- DATA SECTION -
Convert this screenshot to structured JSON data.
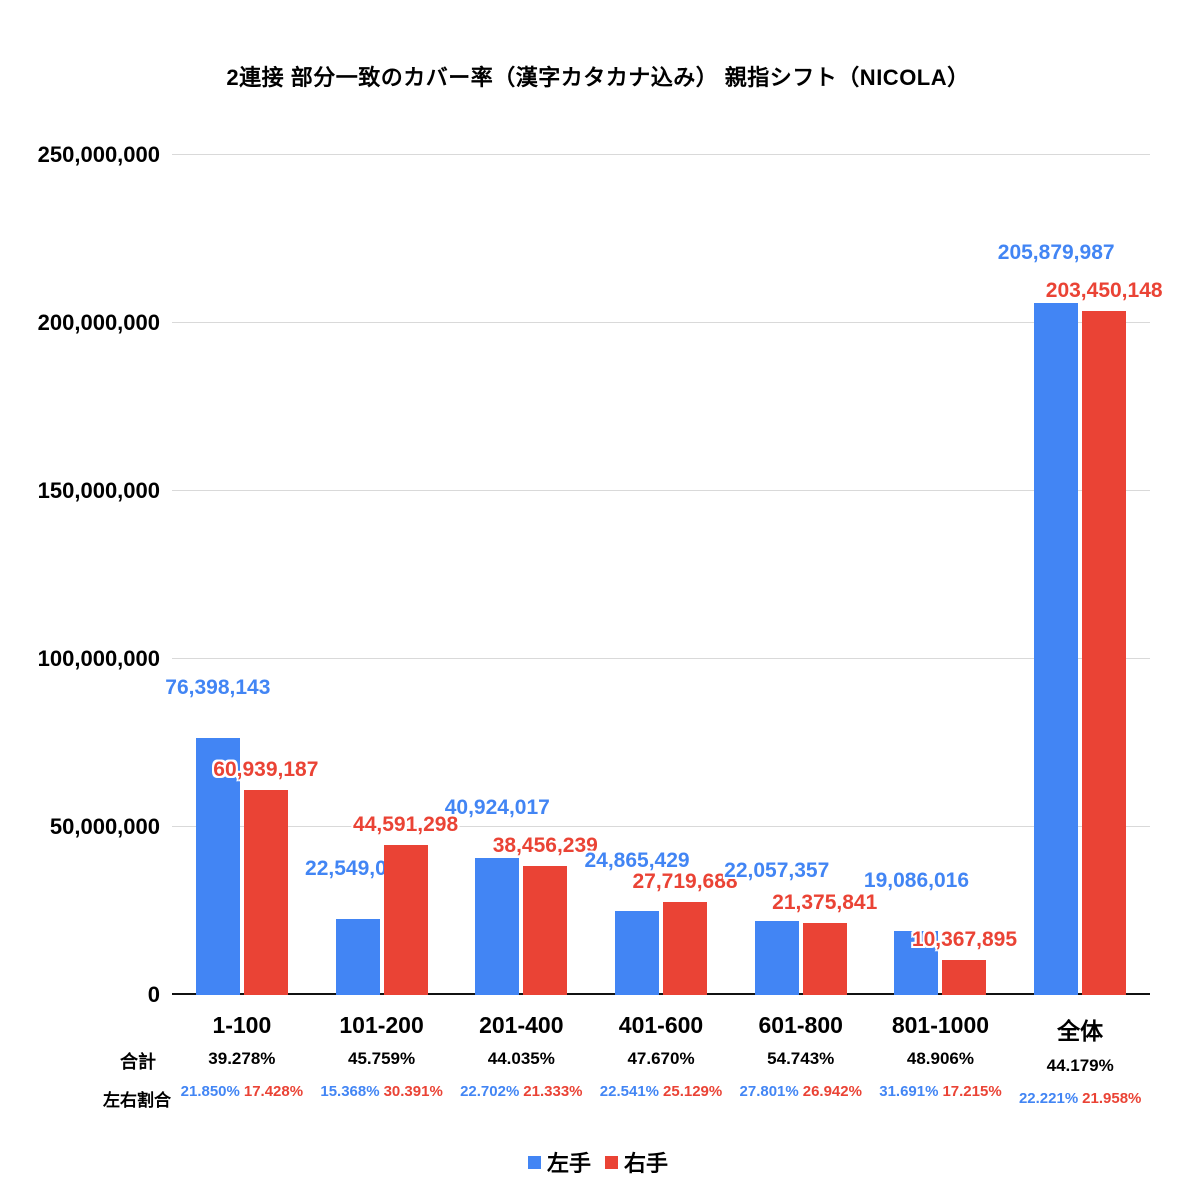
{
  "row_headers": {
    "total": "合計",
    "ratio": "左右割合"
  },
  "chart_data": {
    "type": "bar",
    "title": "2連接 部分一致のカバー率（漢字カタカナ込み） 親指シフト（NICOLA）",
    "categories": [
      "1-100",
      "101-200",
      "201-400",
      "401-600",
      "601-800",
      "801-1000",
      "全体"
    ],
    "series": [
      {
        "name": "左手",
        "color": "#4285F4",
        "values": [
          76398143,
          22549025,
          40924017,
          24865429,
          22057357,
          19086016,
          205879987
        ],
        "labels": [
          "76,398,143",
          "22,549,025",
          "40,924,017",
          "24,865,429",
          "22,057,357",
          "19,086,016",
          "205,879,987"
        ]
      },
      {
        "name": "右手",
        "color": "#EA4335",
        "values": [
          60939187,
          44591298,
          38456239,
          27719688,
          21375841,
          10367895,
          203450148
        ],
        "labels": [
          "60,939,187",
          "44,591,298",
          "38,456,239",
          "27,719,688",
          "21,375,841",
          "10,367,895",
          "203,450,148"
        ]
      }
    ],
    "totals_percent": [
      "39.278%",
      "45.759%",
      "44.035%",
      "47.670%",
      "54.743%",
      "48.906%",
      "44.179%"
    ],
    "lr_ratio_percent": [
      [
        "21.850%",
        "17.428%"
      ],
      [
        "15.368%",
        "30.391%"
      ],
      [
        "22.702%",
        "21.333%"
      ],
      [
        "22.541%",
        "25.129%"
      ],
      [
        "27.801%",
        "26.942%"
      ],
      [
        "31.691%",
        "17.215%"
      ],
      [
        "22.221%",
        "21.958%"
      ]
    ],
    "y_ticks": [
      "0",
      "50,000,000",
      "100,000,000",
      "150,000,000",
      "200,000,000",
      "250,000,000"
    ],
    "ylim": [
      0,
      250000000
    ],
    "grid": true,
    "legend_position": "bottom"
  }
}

* * *

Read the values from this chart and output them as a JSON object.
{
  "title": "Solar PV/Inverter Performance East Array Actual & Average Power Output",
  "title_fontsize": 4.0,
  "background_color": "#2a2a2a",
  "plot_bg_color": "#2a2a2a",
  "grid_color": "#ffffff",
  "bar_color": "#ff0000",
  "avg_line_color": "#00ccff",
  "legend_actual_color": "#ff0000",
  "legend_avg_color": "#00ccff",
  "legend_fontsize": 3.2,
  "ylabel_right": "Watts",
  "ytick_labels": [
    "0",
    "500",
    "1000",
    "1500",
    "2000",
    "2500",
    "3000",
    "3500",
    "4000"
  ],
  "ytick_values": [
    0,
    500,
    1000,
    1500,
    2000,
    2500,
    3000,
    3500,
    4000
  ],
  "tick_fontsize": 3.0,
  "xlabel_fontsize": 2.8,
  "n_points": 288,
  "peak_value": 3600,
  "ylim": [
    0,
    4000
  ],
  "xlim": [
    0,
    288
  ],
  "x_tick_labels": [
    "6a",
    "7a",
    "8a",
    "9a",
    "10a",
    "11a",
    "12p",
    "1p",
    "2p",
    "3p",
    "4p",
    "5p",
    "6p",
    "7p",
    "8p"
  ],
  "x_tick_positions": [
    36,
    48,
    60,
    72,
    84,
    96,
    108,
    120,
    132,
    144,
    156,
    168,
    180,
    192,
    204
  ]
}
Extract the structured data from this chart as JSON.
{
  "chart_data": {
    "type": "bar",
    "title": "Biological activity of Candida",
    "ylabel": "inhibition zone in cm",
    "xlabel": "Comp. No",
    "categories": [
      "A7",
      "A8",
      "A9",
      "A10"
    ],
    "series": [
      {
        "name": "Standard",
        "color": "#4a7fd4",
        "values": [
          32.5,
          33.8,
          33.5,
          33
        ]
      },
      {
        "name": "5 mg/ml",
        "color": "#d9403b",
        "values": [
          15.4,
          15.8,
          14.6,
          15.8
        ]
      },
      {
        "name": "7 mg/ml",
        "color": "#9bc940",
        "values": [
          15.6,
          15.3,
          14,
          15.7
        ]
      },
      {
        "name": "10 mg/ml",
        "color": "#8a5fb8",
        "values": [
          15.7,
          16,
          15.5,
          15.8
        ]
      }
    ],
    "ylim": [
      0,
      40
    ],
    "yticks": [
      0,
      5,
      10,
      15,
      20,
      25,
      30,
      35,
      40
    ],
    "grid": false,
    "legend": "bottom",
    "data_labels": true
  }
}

---

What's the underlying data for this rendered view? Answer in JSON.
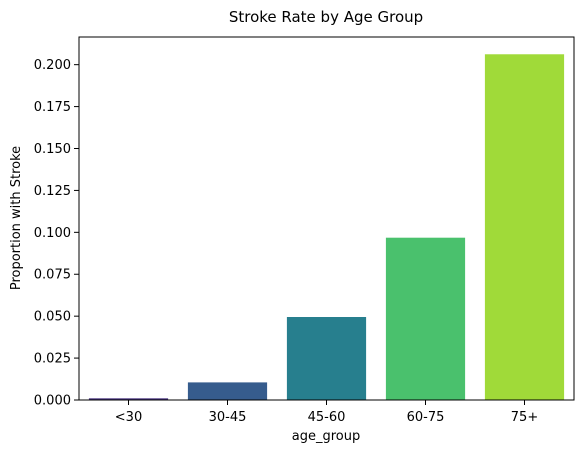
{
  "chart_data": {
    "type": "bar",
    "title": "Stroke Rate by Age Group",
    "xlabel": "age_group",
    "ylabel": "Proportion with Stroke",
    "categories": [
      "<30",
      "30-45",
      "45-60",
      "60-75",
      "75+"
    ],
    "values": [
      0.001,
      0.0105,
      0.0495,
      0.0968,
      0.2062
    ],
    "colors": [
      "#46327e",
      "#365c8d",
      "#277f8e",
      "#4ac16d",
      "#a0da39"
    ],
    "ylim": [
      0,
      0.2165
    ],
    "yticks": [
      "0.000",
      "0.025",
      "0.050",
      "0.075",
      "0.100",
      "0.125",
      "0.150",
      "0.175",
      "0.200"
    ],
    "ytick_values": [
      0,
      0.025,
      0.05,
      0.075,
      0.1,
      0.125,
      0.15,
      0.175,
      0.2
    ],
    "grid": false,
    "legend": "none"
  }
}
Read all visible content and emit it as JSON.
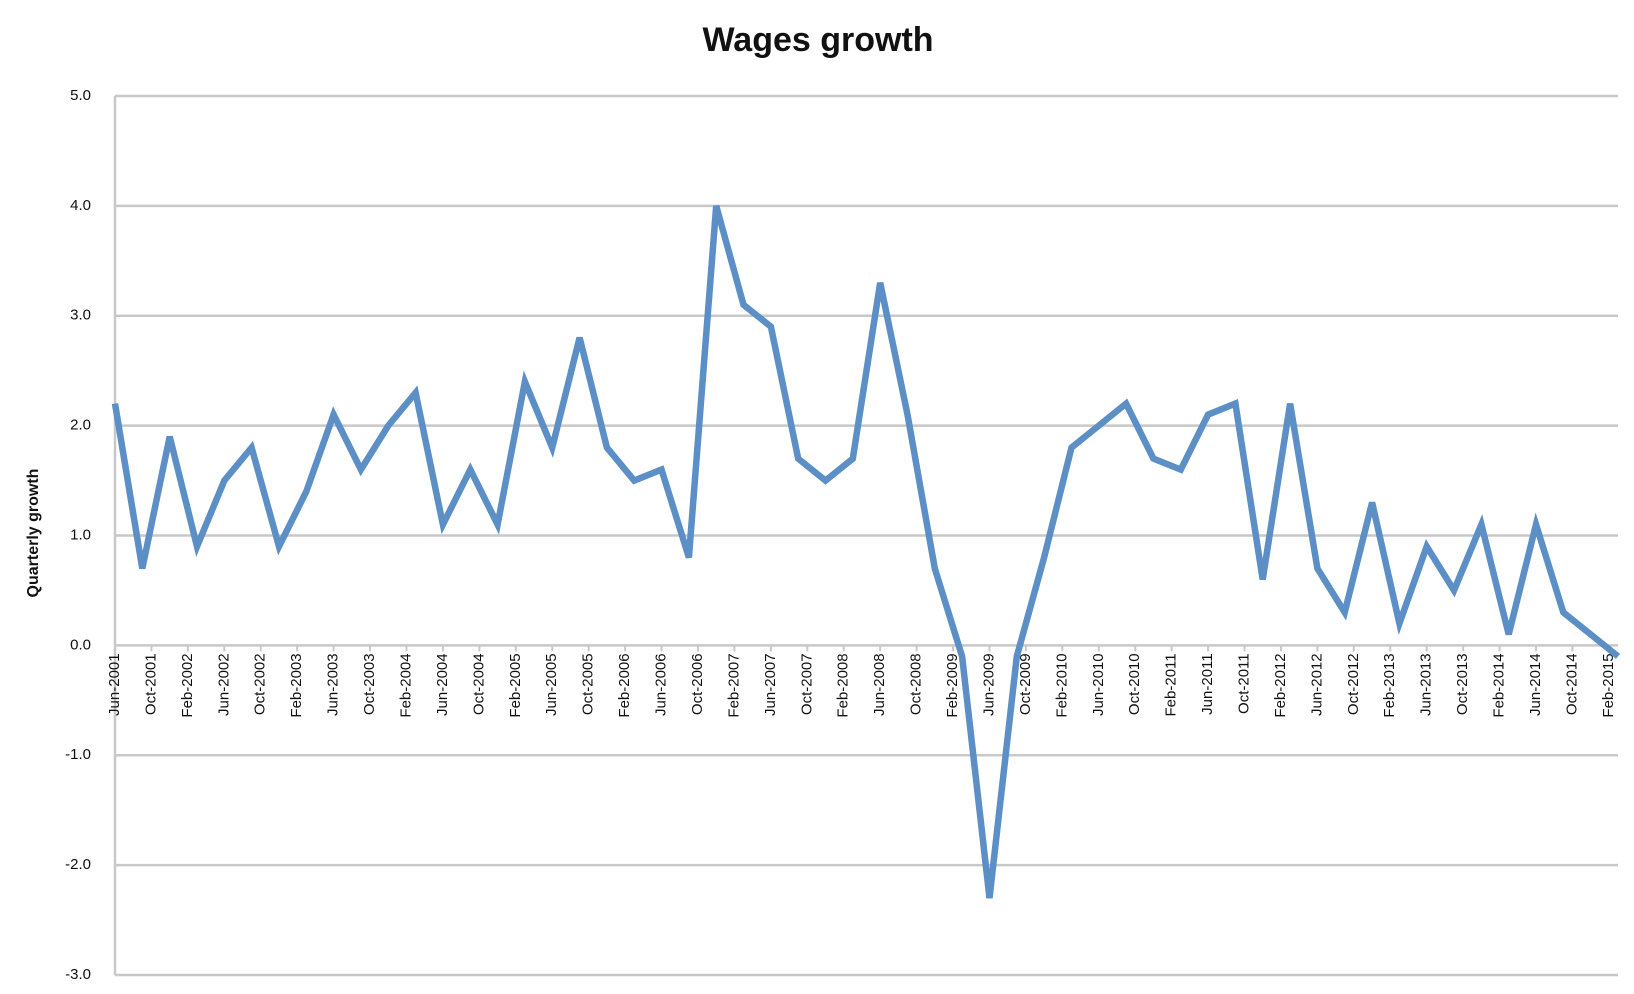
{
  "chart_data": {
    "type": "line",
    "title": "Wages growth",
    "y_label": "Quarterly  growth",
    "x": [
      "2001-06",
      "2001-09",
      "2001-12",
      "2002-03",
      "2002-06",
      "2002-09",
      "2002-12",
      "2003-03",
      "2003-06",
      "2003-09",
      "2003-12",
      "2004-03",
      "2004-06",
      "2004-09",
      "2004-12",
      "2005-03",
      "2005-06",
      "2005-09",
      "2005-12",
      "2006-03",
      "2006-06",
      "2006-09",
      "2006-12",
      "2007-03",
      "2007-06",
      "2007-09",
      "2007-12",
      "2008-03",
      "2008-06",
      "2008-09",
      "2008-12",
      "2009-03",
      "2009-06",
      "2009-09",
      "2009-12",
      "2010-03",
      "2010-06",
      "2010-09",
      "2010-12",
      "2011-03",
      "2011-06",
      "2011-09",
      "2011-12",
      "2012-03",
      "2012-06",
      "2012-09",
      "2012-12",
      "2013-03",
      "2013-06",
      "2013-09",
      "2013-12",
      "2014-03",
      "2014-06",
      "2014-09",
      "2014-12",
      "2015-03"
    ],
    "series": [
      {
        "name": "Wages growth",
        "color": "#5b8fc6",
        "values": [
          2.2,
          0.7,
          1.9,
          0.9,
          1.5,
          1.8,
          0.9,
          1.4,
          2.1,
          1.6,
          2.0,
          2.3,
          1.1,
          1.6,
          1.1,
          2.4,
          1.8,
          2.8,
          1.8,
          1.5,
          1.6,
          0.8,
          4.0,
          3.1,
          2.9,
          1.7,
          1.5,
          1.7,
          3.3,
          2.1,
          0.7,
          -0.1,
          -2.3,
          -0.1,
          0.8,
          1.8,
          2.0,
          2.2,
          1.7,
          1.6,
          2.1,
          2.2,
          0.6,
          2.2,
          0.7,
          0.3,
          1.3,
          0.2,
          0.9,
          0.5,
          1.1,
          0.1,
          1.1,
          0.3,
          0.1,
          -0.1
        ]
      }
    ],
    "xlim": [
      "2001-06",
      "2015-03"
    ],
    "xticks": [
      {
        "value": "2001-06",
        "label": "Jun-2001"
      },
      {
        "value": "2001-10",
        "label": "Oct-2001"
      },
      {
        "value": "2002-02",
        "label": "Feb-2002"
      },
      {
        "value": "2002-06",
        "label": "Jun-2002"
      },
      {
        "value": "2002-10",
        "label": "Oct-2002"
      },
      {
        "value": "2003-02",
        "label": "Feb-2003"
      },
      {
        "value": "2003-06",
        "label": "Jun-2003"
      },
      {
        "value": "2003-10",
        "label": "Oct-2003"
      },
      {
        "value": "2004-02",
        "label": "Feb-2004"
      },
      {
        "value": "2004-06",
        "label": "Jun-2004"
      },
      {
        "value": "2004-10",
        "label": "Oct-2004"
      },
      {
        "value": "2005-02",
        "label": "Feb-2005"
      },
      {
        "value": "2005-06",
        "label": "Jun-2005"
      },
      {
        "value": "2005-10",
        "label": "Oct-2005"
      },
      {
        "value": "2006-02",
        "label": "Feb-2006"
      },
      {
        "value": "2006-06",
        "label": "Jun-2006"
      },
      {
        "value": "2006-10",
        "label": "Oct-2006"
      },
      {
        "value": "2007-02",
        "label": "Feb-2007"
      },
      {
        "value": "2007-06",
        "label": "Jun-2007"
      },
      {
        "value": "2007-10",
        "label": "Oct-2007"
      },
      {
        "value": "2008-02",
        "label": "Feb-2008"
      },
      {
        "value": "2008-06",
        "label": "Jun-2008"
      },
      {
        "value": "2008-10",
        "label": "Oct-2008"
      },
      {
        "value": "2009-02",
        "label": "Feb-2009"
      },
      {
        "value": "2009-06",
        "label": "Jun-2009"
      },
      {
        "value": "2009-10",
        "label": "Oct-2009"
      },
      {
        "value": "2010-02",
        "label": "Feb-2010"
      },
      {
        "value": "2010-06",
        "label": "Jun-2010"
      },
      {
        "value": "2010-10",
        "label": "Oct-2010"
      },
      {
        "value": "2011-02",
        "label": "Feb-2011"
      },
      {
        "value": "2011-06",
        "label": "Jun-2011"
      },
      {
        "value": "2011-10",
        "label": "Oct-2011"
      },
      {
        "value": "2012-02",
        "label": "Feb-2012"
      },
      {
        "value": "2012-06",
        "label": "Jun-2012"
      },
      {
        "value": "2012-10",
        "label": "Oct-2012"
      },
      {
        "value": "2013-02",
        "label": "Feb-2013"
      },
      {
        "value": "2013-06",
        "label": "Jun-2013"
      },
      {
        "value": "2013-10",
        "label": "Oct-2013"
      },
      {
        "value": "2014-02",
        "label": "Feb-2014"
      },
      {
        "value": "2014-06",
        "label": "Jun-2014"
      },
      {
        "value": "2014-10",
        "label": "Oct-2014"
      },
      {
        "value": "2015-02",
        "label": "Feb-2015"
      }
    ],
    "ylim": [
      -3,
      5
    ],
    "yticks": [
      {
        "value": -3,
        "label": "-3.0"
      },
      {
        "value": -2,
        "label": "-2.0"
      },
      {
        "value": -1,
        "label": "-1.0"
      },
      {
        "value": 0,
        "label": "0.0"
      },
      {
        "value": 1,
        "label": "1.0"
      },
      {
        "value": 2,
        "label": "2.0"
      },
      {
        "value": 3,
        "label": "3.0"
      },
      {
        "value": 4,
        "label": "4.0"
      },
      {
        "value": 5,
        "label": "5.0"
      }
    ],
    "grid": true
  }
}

- DO THIS -
Write out every line of the preceding listing that contains "true".

- RESULT FOR THIS TASK -
    "grid": true,
    "data_labels": true
    "grid": true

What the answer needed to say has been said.